→ Available data:
+ + + +
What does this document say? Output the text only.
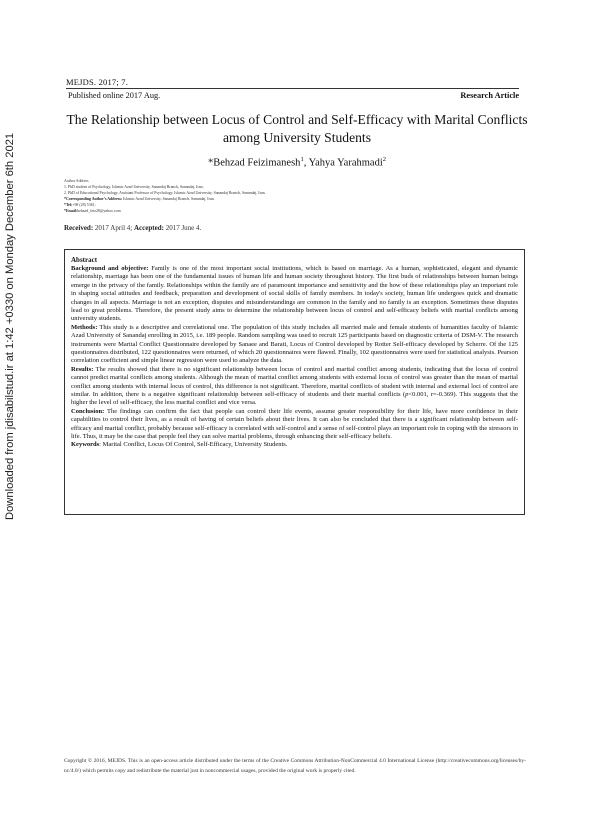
Downloaded from jdisabilstud.ir at 1:42 +0330 on Monday December 6th 2021
MEJDS. 2017; 7.
Published online 2017 Aug.	Research Article
The Relationship between Locus of Control and Self-Efficacy with Marital Conflicts among University Students
*Behzad Feizimanesh$^1$, Yahya Yarahmadi$^2$
Author Address
1. PhD student of Psychology, Islamic Azad University, Sanandaj Branch, Sanandaj, Iran;
2. PhD of Educational Psychology, Assistant Professor of Psychology, Islamic Azad University, Sanandaj Branch, Sanandaj, Iran.
*Corresponding Author’s Address: Islamic Azad University, Sanandaj Branch, Sanandaj, Iran.
*Tel:+98 (28) 5361;
*Email:behzad_feiz28@yahoo.com
Received: 2017 April 4; Accepted: 2017 June 4.
Abstract

Background and objective: Family is one of the most important social institutions, which is based on marriage. As a human, sophisticated, elegant and dynamic relationship, marriage has been one of the fundamental issues of human life and human society throughout history. The first buds of relationships between human beings emerge in the privacy of the family. Relationships within the family are of paramount importance and sensitivity and the how of these relationships play an important role in shaping social attitudes and feedback, preparation and development of social skills of family members. In today's society, human life undergoes quick and dramatic changes in all aspects. Marriage is not an exception, disputes and misunderstandings are common in the family and no family is an exception. Sometimes these disputes lead to great problems. Therefore, the present study aims to determine the relationship between locus of control and self-efficacy beliefs with marital conflicts among university students.

Methods: This study is a descriptive and correlational one. The population of this study includes all married male and female students of humanities faculty of Islamic Azad University of Sanandaj enrolling in 2015, i.e. 189 people. Random sampling was used to recruit 125 participants based on diagnostic criteria of DSM-V. The research instruments were Marital Conflict Questionnaire developed by Sanaee and Barati, Locus of Control developed by Rotter Self-efficacy developed by Scherre. Of the 125 questionnaires distributed, 122 questionnaires were returned, of which 20 questionnaires were flawed. Finally, 102 questionnaires were used for statistical analysis. Pearson correlation coefficient and simple linear regression were used to analyze the data.

Results: The results showed that there is no significant relationship between locus of control and marital conflict among students, indicating that the locus of control cannot predict marital conflicts among students. Although the mean of marital conflict among students with external locus of control was greater than the mean of marital conflict among students with internal locus of control, this difference is not significant. Therefore, marital conflicts of student with internal and external loci of control are similar. In addition, there is a negative significant relationship between self-efficacy of students and their marital conflicts (p<0.001, r=-0.369). This suggests that the higher the level of self-efficacy, the less marital conflict and vice versa.

Conclusion: The findings can confirm the fact that people can control their life events, assume greater responsibility for their life, have more confidence in their capabilities to control their lives, as a result of having of certain beliefs about their lives. It can also be concluded that there is a significant relationship between self-efficacy and marital conflict, probably because self-efficacy is correlated with self-control and a sense of self-control plays an important role in coping with the stressors in life. Thus, it may be the case that people feel they can solve marital problems, through enhancing their self-efficacy beliefs.

Keywords: Marital Conflict, Locus Of Control, Self-Efficacy, University Students.

Copyright © 2016, MEJDS. This is an open-access article distributed under the terms of the Creative Commons Attribution-NonCommercial 4.0 International License (http://creativecommons.org/licenses/by-nc/4.0/) which permits copy and redistribute the material just in noncommercial usages, provided the original work is properly cited.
+ + + +
→ Exercise:
From the data above, show each line that contains "Author".

→ Final result:
Author Address
*Corresponding Author’s Address: Islamic Azad University, Sanandaj Branch, Sanandaj, Iran.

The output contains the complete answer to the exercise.